***** Entries supplied *****
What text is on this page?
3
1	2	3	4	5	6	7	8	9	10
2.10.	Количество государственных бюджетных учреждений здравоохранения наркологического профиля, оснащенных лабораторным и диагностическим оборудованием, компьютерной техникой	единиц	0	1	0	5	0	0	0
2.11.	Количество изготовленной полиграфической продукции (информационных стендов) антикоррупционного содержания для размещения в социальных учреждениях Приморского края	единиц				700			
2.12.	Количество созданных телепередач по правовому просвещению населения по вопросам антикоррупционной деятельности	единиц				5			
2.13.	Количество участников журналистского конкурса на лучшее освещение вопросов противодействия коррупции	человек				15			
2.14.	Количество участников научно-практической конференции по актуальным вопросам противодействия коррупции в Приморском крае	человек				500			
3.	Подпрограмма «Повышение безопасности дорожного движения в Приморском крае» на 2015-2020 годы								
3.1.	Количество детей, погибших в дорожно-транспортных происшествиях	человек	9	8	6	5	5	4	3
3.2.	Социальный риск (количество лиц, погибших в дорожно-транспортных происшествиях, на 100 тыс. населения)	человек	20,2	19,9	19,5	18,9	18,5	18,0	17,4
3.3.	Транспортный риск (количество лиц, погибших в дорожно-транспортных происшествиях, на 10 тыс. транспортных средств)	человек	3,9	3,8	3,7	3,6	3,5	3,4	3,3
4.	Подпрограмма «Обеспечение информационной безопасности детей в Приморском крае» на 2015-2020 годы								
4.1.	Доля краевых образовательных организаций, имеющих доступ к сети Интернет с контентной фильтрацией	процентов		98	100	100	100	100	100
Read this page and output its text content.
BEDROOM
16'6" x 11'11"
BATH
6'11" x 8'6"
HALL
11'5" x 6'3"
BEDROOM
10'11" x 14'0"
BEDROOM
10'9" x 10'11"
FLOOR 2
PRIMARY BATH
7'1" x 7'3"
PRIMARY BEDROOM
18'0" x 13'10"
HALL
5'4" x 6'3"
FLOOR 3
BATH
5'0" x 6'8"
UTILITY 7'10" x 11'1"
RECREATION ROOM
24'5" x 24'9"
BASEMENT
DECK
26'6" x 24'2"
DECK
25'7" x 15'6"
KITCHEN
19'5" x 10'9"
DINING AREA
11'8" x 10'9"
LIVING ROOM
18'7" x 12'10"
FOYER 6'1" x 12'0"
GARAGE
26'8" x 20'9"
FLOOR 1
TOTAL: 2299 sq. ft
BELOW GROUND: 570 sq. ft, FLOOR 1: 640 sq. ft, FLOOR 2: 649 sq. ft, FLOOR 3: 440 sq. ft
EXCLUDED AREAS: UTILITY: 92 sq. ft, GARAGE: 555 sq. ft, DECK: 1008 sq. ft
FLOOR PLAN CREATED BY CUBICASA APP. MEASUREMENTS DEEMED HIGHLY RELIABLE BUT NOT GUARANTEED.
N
*****
▸ Required task:
Print every entry exactly as written.

▸ Response to the task:
What text is on this page?
3
1	2	3	4	5	6	7	8	9	10
2.10.	Количество государственных бюджетных учреждений здравоохранения наркологического профиля, оснащенных лабораторным и диагностическим оборудованием, компьютерной техникой	единиц	0	1	0	5	0	0	0
2.11.	Количество изготовленной полиграфической продукции (информационных стендов) антикоррупционного содержания для размещения в социальных учреждениях Приморского края	единиц				700			
2.12.	Количество созданных телепередач по правовому просвещению населения по вопросам антикоррупционной деятельности	единиц				5			
2.13.	Количество участников журналистского конкурса на лучшее освещение вопросов противодействия коррупции	человек				15			
2.14.	Количество участников научно-практической конференции по актуальным вопросам противодействия коррупции в Приморском крае	человек				500			
3.	Подпрограмма «Повышение безопасности дорожного движения в Приморском крае» на 2015-2020 годы								
3.1.	Количество детей, погибших в дорожно-транспортных происшествиях	человек	9	8	6	5	5	4	3
3.2.	Социальный риск (количество лиц, погибших в дорожно-транспортных происшествиях, на 100 тыс. населения)	человек	20,2	19,9	19,5	18,9	18,5	18,0	17,4
3.3.	Транспортный риск (количество лиц, погибших в дорожно-транспортных происшествиях, на 10 тыс. транспортных средств)	человек	3,9	3,8	3,7	3,6	3,5	3,4	3,3
4.	Подпрограмма «Обеспечение информационной безопасности детей в Приморском крае» на 2015-2020 годы								
4.1.	Доля краевых образовательных организаций, имеющих доступ к сети Интернет с контентной фильтрацией	процентов		98	100	100	100	100	100
Read this page and output its text content.
BEDROOM
16'6" x 11'11"
BATH
6'11" x 8'6"
HALL
11'5" x 6'3"
BEDROOM
10'11" x 14'0"
BEDROOM
10'9" x 10'11"
FLOOR 2
PRIMARY BATH
7'1" x 7'3"
PRIMARY BEDROOM
18'0" x 13'10"
HALL
5'4" x 6'3"
FLOOR 3
BATH
5'0" x 6'8"
UTILITY 7'10" x 11'1"
RECREATION ROOM
24'5" x 24'9"
BASEMENT
DECK
26'6" x 24'2"
DECK
25'7" x 15'6"
KITCHEN
19'5" x 10'9"
DINING AREA
11'8" x 10'9"
LIVING ROOM
18'7" x 12'10"
FOYER 6'1" x 12'0"
GARAGE
26'8" x 20'9"
FLOOR 1
TOTAL: 2299 sq. ft
BELOW GROUND: 570 sq. ft, FLOOR 1: 640 sq. ft, FLOOR 2: 649 sq. ft, FLOOR 3: 440 sq. ft
EXCLUDED AREAS: UTILITY: 92 sq. ft, GARAGE: 555 sq. ft, DECK: 1008 sq. ft
FLOOR PLAN CREATED BY CUBICASA APP. MEASUREMENTS DEEMED HIGHLY RELIABLE BUT NOT GUARANTEED.
N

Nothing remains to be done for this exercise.